## Document text
The “Bully” Breed

At 5AM on Saturday morning, there was a scratching at the sliding glass door in my bedroom.

Outside, looking huge and muscular and scared and pitiful was a full grown white and black male pitbull. At first I was unsure as to whether or not to let a strange dog in to my house – I have two kids. a pregnant belly, and a 6-month old pitbull named Leo, so letting in any strange dog, regardless of breed, is risky. But he looked so pathetic that I opened the door and held out my hand, which he sniffed gingerly before strolling in.

Leo was immediately excited to have a new friend, because Leo is a doofus and thinks everyone is his friend. In this case, he was right. Despite being twice his bulk and age, the new guy rolled around playfully with my little pup, nibbling gently and emitting a contented noise that can best be described as an oink.

When they calmed down I inspected this gentle giant who had likely become scared at the sound of fireworks and somehow escaped his home. Because he definitely belonged to someone – his nails were clipped and he was obviously well fed.

## Supplied information
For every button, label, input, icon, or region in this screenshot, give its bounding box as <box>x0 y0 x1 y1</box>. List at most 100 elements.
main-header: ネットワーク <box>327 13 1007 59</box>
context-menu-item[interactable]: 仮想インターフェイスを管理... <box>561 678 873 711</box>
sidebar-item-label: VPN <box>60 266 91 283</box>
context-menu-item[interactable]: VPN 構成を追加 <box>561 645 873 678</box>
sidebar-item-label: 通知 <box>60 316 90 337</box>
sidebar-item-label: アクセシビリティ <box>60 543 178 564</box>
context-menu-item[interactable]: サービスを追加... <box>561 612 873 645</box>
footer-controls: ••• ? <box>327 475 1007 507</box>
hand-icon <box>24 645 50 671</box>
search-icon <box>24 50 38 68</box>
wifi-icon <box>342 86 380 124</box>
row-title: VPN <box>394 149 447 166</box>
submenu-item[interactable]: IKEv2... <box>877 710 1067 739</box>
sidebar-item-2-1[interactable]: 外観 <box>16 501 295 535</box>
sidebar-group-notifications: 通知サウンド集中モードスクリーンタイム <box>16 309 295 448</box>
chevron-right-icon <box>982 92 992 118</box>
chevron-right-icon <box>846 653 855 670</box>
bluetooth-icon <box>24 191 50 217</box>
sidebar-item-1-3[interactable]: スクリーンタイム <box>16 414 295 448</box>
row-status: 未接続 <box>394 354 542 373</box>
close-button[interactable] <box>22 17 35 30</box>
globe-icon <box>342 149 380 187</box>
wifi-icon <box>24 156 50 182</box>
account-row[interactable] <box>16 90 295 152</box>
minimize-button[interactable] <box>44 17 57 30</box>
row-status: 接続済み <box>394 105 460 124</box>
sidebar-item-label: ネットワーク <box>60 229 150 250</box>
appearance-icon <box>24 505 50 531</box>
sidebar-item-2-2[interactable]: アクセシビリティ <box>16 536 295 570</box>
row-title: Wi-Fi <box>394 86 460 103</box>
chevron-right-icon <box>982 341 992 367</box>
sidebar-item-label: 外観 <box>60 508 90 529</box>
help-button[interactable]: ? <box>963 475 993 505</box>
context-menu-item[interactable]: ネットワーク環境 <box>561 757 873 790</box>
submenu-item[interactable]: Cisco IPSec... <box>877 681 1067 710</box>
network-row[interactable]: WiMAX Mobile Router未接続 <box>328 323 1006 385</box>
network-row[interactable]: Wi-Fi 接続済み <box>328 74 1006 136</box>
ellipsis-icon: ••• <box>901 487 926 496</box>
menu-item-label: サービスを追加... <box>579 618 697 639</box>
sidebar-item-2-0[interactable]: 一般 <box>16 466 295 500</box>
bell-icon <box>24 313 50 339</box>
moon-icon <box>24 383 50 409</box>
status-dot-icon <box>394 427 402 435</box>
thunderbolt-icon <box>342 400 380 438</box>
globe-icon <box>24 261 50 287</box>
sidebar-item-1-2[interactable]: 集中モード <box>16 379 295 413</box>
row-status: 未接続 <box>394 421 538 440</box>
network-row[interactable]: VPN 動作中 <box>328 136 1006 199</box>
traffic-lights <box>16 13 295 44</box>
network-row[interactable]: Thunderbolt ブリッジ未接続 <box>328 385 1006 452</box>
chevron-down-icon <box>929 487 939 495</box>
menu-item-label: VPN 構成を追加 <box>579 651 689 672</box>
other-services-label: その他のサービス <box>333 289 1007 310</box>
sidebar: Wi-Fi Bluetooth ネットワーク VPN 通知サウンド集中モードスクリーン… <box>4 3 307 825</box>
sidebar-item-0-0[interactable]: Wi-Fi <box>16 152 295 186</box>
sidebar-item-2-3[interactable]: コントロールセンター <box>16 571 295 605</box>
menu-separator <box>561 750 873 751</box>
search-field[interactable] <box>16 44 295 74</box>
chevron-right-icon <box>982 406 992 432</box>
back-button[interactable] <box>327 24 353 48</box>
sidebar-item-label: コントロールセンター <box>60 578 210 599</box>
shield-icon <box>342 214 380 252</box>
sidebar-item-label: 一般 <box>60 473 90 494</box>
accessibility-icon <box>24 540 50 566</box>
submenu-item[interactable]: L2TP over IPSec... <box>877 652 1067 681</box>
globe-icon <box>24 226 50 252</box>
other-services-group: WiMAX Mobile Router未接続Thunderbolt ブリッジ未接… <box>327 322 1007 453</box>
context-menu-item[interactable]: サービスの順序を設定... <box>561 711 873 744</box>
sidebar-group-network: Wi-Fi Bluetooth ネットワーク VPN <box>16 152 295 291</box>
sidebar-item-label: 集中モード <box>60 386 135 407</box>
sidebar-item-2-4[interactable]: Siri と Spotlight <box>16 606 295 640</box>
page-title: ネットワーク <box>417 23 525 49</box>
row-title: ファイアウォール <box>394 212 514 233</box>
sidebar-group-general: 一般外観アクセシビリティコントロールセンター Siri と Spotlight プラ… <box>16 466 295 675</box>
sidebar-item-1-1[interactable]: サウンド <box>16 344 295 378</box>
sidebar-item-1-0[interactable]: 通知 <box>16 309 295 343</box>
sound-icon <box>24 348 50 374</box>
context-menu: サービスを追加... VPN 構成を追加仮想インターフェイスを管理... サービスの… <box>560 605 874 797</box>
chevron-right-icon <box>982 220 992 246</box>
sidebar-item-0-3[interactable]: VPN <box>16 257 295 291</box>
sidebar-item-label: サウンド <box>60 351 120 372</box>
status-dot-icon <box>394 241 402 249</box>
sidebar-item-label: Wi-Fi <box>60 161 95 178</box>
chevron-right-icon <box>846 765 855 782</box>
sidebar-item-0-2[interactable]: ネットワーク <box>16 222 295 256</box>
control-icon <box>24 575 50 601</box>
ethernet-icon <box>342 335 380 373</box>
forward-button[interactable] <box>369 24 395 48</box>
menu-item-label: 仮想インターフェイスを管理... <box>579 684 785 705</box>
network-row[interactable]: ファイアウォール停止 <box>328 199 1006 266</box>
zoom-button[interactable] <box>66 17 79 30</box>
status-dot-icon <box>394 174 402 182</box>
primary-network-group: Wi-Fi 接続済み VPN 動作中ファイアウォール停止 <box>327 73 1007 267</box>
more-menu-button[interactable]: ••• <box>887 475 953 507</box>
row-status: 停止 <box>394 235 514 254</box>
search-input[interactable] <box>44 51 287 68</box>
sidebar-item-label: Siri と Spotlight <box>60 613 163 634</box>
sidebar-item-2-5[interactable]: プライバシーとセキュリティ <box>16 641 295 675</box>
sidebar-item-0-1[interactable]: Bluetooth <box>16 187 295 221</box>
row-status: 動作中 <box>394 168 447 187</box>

## Exercise aim
Copy everything in the pitbull story from "Outside, looking huge" down to "as an oink.". The listing is separate material from the pitbull story.

## Expected output
Outside, looking huge and muscular and scared and pitiful was a full grown white and black male pitbull. At first I was unsure as to whether or not to let a strange dog in to my house – I have two kids. a pregnant belly, and a 6-month old pitbull named Leo, so letting in any strange dog, regardless of breed, is risky. But he looked so pathetic that I opened the door and held out my hand, which he sniffed gingerly before strolling in.

Leo was immediately excited to have a new friend, because Leo is a doofus and thinks everyone is his friend. In this case, he was right. Despite being twice his bulk and age, the new guy rolled around playfully with my little pup, nibbling gently and emitting a contented noise that can best be described as an oink.